>> Start Materials provided

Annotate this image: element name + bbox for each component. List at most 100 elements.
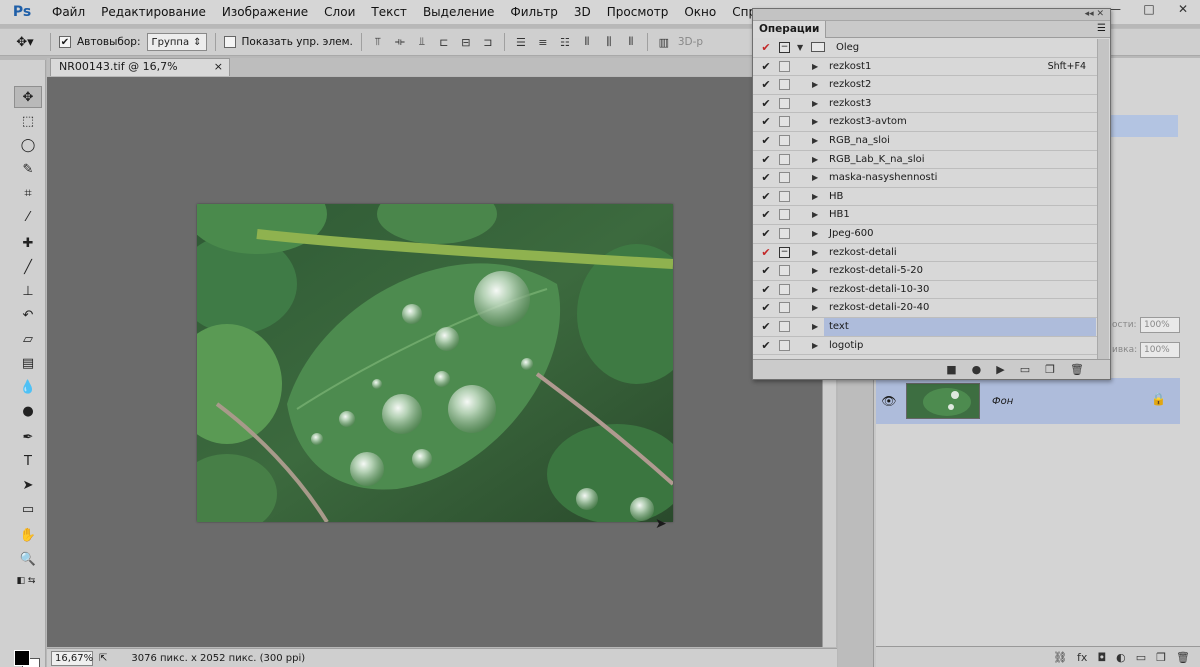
play-icon[interactable]: ▶ [996,363,1004,376]
action-row[interactable]: ✔ ▶ rezkost-detali-5-20 [753,262,1098,281]
fx-icon[interactable]: fx [1077,651,1087,664]
action-row[interactable]: ✔ ▶ logotip [753,337,1098,356]
toggle-check-icon[interactable]: ✔ [760,115,772,128]
toggle-check-icon[interactable]: ✔ [760,153,772,166]
dialog-toggle-icon[interactable]: − [779,42,790,53]
new-set-icon[interactable]: ▭ [1020,363,1030,376]
move-tool-icon[interactable]: ✥ [14,86,42,108]
path-selection-tool-icon[interactable]: ➤ [14,474,42,496]
toggle-check-icon[interactable]: ✔ [760,41,772,54]
action-row[interactable]: ✔ − ▶ rezkost-detali [753,244,1098,263]
dialog-toggle-icon[interactable] [779,153,790,165]
eraser-tool-icon[interactable]: ▱ [14,328,42,350]
action-row[interactable]: ✔ ▶ rezkost-detali-10-30 [753,281,1098,300]
expand-arrow-icon[interactable]: ▶ [812,133,818,149]
mask-icon[interactable]: ◘ [1097,651,1106,664]
action-row[interactable]: ✔ ▶ rezkost3-avtom [753,113,1098,132]
toggle-check-icon[interactable]: ✔ [760,264,772,277]
expand-arrow-icon[interactable]: ▶ [812,114,818,130]
auto-align-icon[interactable]: ▥ [656,34,672,50]
dialog-toggle-icon[interactable] [779,172,790,184]
gradient-tool-icon[interactable]: ▤ [14,352,42,374]
panel-menu-icon[interactable]: ☰ [1097,23,1106,34]
menu-item[interactable]: 3D [566,0,599,24]
expand-arrow-icon[interactable]: ▶ [812,245,818,261]
adjustment-icon[interactable]: ◐ [1116,651,1126,664]
status-menu-icon[interactable]: ⇱ [99,653,107,664]
zoom-field[interactable]: 16,67% [51,650,93,666]
dialog-toggle-icon[interactable] [779,209,790,221]
quick-selection-tool-icon[interactable]: ✎ [14,158,42,180]
toggle-check-icon[interactable]: ✔ [760,134,772,147]
default-colors-icon[interactable]: ◧ ⇆ [12,570,40,592]
lasso-tool-icon[interactable]: ◯ [14,134,42,156]
action-row[interactable]: ✔ ▶ RGB_Lab_K_na_sloi [753,151,1098,170]
toggle-check-icon[interactable]: ✔ [760,320,772,333]
zoom-tool-icon[interactable]: 🔍 [14,548,42,570]
new-layer-icon[interactable]: ❐ [1156,651,1166,664]
foreground-color-swatch[interactable] [14,650,30,666]
expand-arrow-icon[interactable]: ▶ [812,207,818,223]
menu-item[interactable]: Выделение [415,0,502,24]
close-tab-icon[interactable]: × [214,59,223,75]
action-row[interactable]: ✔ ▶ rezkost3 [753,95,1098,114]
show-controls-checkbox[interactable] [223,36,236,48]
expand-arrow-icon[interactable]: ▶ [812,77,818,93]
align-top-icon[interactable]: ⫪ [370,34,386,50]
menu-item[interactable]: Текст [363,0,415,24]
maximize-button[interactable]: □ [1132,2,1166,22]
align-hcenter-icon[interactable]: ⊟ [458,34,474,50]
expand-arrow-icon[interactable]: ▶ [812,282,818,298]
distribute-hcenter-icon[interactable]: ⫼ [601,34,617,50]
layer-row-background[interactable]: 👁 Фон 🔒 [876,378,1180,424]
eyedropper-tool-icon[interactable]: ⁄ [14,206,42,228]
dialog-toggle-icon[interactable] [779,302,790,314]
type-tool-icon[interactable]: T [14,450,42,472]
align-right-icon[interactable]: ⊐ [480,34,496,50]
new-action-icon[interactable]: ❐ [1045,363,1055,376]
history-brush-tool-icon[interactable]: ↶ [14,304,42,326]
toggle-check-icon[interactable]: ✔ [760,339,772,352]
crop-tool-icon[interactable]: ⌗ [14,182,42,204]
dialog-toggle-icon[interactable] [779,60,790,72]
dialog-toggle-icon[interactable] [779,227,790,239]
close-window-button[interactable]: ✕ [1166,2,1200,22]
toggle-check-icon[interactable]: ✔ [760,190,772,203]
expand-arrow-icon[interactable]: ▶ [812,170,818,186]
distribute-vcenter-icon[interactable]: ≡ [535,34,551,50]
action-row[interactable]: ✔ ▶ RGB_na_sloi [753,132,1098,151]
dialog-toggle-icon[interactable] [779,283,790,295]
dialog-toggle-icon[interactable] [779,97,790,109]
autoselect-target-select[interactable]: Группа ⇕ [146,33,207,51]
toggle-check-icon[interactable]: ✔ [760,227,772,240]
action-row[interactable]: ✔ ▶ rezkost1 Shft+F4 [753,58,1098,77]
actions-tab[interactable]: Операции [753,21,827,38]
trash-icon[interactable]: 🗑 [1176,651,1190,664]
toggle-check-icon[interactable]: ✔ [760,301,772,314]
menu-item[interactable]: Фильтр [502,0,565,24]
align-vcenter-icon[interactable]: ⟛ [392,34,408,50]
menu-item[interactable]: Изображение [214,0,316,24]
opacity-field[interactable]: 100% [1140,317,1180,333]
expand-arrow-icon[interactable]: ▶ [812,96,818,112]
dialog-toggle-icon[interactable] [779,320,790,332]
dialog-toggle-icon[interactable] [779,265,790,277]
expand-arrow-icon[interactable]: ▶ [812,300,818,316]
pen-tool-icon[interactable]: ✒ [14,426,42,448]
dodge-tool-icon[interactable]: ● [14,400,42,422]
action-row[interactable]: ✔ ▶ text [753,317,1098,337]
expand-arrow-icon[interactable]: ▶ [812,226,818,242]
toggle-check-icon[interactable]: ✔ [760,208,772,221]
fill-field[interactable]: 100% [1140,342,1180,358]
menu-item[interactable]: Окно [676,0,724,24]
action-row[interactable]: ✔ ▶ rezkost2 [753,76,1098,95]
distribute-left-icon[interactable]: ⫴ [579,34,595,50]
hand-tool-icon[interactable]: ✋ [14,524,42,546]
expand-arrow-icon[interactable]: ▶ [812,319,818,335]
record-icon[interactable]: ● [972,363,982,376]
actions-panel-header[interactable]: ◂◂ ✕ [753,9,1110,21]
toggle-check-icon[interactable]: ✔ [760,246,772,259]
actions-scrollbar[interactable] [1097,39,1109,361]
menu-item[interactable]: Просмотр [599,0,677,24]
toggle-check-icon[interactable]: ✔ [760,283,772,296]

>> End Materials provided

### Exercise:
Copy every line of the records above word for word, leaving out the pictures.

### Exercise answer:
Annotate this image: element name + bbox for each component. List at most 100 elements.
play-icon[interactable]: ▶ [996,363,1004,376]
action-row[interactable]: ✔ ▶ rezkost-detali-5-20 [753,262,1098,281]
fx-icon[interactable]: fx [1077,651,1087,664]
action-row[interactable]: ✔ ▶ logotip [753,337,1098,356]
toggle-check-icon[interactable]: ✔ [760,115,772,128]
toggle-check-icon[interactable]: ✔ [760,153,772,166]
dialog-toggle-icon[interactable]: − [779,42,790,53]
new-set-icon[interactable]: ▭ [1020,363,1030,376]
move-tool-icon[interactable]: ✥ [14,86,42,108]
path-selection-tool-icon[interactable]: ➤ [14,474,42,496]
toggle-check-icon[interactable]: ✔ [760,41,772,54]
action-row[interactable]: ✔ − ▶ rezkost-detali [753,244,1098,263]
dialog-toggle-icon[interactable] [779,153,790,165]
eraser-tool-icon[interactable]: ▱ [14,328,42,350]
action-row[interactable]: ✔ ▶ rezkost-detali-10-30 [753,281,1098,300]
expand-arrow-icon[interactable]: ▶ [812,133,818,149]
mask-icon[interactable]: ◘ [1097,651,1106,664]
action-row[interactable]: ✔ ▶ rezkost3-avtom [753,113,1098,132]
toggle-check-icon[interactable]: ✔ [760,264,772,277]
expand-arrow-icon[interactable]: ▶ [812,114,818,130]
auto-align-icon[interactable]: ▥ [656,34,672,50]
dialog-toggle-icon[interactable] [779,172,790,184]
gradient-tool-icon[interactable]: ▤ [14,352,42,374]
panel-menu-icon[interactable]: ☰ [1097,23,1106,34]
menu-item[interactable]: 3D [566,0,599,24]
expand-arrow-icon[interactable]: ▶ [812,245,818,261]
adjustment-icon[interactable]: ◐ [1116,651,1126,664]
status-menu-icon[interactable]: ⇱ [99,653,107,664]
zoom-field[interactable]: 16,67% [51,650,93,666]
dialog-toggle-icon[interactable] [779,209,790,221]
quick-selection-tool-icon[interactable]: ✎ [14,158,42,180]
toggle-check-icon[interactable]: ✔ [760,134,772,147]
default-colors-icon[interactable]: ◧ ⇆ [12,570,40,592]
lasso-tool-icon[interactable]: ◯ [14,134,42,156]
action-row[interactable]: ✔ ▶ RGB_Lab_K_na_sloi [753,151,1098,170]
toggle-check-icon[interactable]: ✔ [760,320,772,333]
zoom-tool-icon[interactable]: 🔍 [14,548,42,570]
new-layer-icon[interactable]: ❐ [1156,651,1166,664]
foreground-color-swatch[interactable] [14,650,30,666]
expand-arrow-icon[interactable]: ▶ [812,207,818,223]
menu-item[interactable]: Выделение [415,0,502,24]
close-tab-icon[interactable]: × [214,59,223,75]
action-row[interactable]: ✔ ▶ rezkost3 [753,95,1098,114]
show-controls-checkbox[interactable] [223,36,236,48]
expand-arrow-icon[interactable]: ▶ [812,77,818,93]
align-top-icon[interactable]: ⫪ [370,34,386,50]
menu-item[interactable]: Текст [363,0,415,24]
maximize-button[interactable]: □ [1132,2,1166,22]
align-hcenter-icon[interactable]: ⊟ [458,34,474,50]
expand-arrow-icon[interactable]: ▶ [812,282,818,298]
distribute-hcenter-icon[interactable]: ⫼ [601,34,617,50]
layer-row-background[interactable]: 👁 Фон 🔒 [876,378,1180,424]
eyedropper-tool-icon[interactable]: ⁄ [14,206,42,228]
dialog-toggle-icon[interactable] [779,302,790,314]
type-tool-icon[interactable]: T [14,450,42,472]
align-right-icon[interactable]: ⊐ [480,34,496,50]
new-action-icon[interactable]: ❐ [1045,363,1055,376]
history-brush-tool-icon[interactable]: ↶ [14,304,42,326]
toggle-check-icon[interactable]: ✔ [760,339,772,352]
crop-tool-icon[interactable]: ⌗ [14,182,42,204]
dialog-toggle-icon[interactable] [779,60,790,72]
dialog-toggle-icon[interactable] [779,227,790,239]
close-window-button[interactable]: ✕ [1166,2,1200,22]
toggle-check-icon[interactable]: ✔ [760,190,772,203]
expand-arrow-icon[interactable]: ▶ [812,170,818,186]
distribute-vcenter-icon[interactable]: ≡ [535,34,551,50]
action-row[interactable]: ✔ ▶ RGB_na_sloi [753,132,1098,151]
dialog-toggle-icon[interactable] [779,283,790,295]
dialog-toggle-icon[interactable] [779,97,790,109]
autoselect-target-select[interactable]: Группа ⇕ [146,33,207,51]
toggle-check-icon[interactable]: ✔ [760,227,772,240]
action-row[interactable]: ✔ ▶ rezkost1 Shft+F4 [753,58,1098,77]
actions-tab[interactable]: Операции [753,21,827,38]
trash-icon[interactable]: 🗑 [1176,651,1190,664]
toggle-check-icon[interactable]: ✔ [760,301,772,314]
menu-item[interactable]: Фильтр [502,0,565,24]
align-vcenter-icon[interactable]: ⟛ [392,34,408,50]
menu-item[interactable]: Изображение [214,0,316,24]
opacity-field[interactable]: 100% [1140,317,1180,333]
expand-arrow-icon[interactable]: ▶ [812,96,818,112]
dialog-toggle-icon[interactable] [779,320,790,332]
dialog-toggle-icon[interactable] [779,265,790,277]
expand-arrow-icon[interactable]: ▶ [812,300,818,316]
pen-tool-icon[interactable]: ✒ [14,426,42,448]
dodge-tool-icon[interactable]: ● [14,400,42,422]
action-row[interactable]: ✔ ▶ text [753,317,1098,337]
expand-arrow-icon[interactable]: ▶ [812,226,818,242]
toggle-check-icon[interactable]: ✔ [760,208,772,221]
fill-field[interactable]: 100% [1140,342,1180,358]
menu-item[interactable]: Окно [676,0,724,24]
action-row[interactable]: ✔ ▶ rezkost2 [753,76,1098,95]
distribute-left-icon[interactable]: ⫴ [579,34,595,50]
hand-tool-icon[interactable]: ✋ [14,524,42,546]
expand-arrow-icon[interactable]: ▶ [812,319,818,335]
record-icon[interactable]: ● [972,363,982,376]
actions-panel-header[interactable]: ◂◂ ✕ [753,9,1110,21]
toggle-check-icon[interactable]: ✔ [760,246,772,259]
actions-scrollbar[interactable] [1097,39,1109,361]
menu-item[interactable]: Просмотр [599,0,677,24]
toggle-check-icon[interactable]: ✔ [760,283,772,296]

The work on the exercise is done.